Nothing may be dropped or altered: reproduce all the data.

> **Dataset rows**
※ ※ ※
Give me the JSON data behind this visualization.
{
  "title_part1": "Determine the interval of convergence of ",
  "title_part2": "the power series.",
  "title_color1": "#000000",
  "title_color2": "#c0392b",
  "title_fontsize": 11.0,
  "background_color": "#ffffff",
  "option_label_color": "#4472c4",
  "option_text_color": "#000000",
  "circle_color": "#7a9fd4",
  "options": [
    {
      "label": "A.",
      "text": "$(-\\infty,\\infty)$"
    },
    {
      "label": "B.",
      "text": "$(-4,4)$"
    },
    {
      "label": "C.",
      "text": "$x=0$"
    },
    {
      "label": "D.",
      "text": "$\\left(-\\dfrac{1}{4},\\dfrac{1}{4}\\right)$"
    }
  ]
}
※ ※ ※
> **Answer to the task**
Give me the JSON data behind this visualization.
{
  "title_part1": "Determine the interval of convergence of ",
  "title_part2": "the power series.",
  "title_color1": "#000000",
  "title_color2": "#c0392b",
  "title_fontsize": 11.0,
  "background_color": "#ffffff",
  "option_label_color": "#4472c4",
  "option_text_color": "#000000",
  "circle_color": "#7a9fd4",
  "options": [
    {
      "label": "A.",
      "text": "$(-\\infty,\\infty)$"
    },
    {
      "label": "B.",
      "text": "$(-4,4)$"
    },
    {
      "label": "C.",
      "text": "$x=0$"
    },
    {
      "label": "D.",
      "text": "$\\left(-\\dfrac{1}{4},\\dfrac{1}{4}\\right)$"
    }
  ]
}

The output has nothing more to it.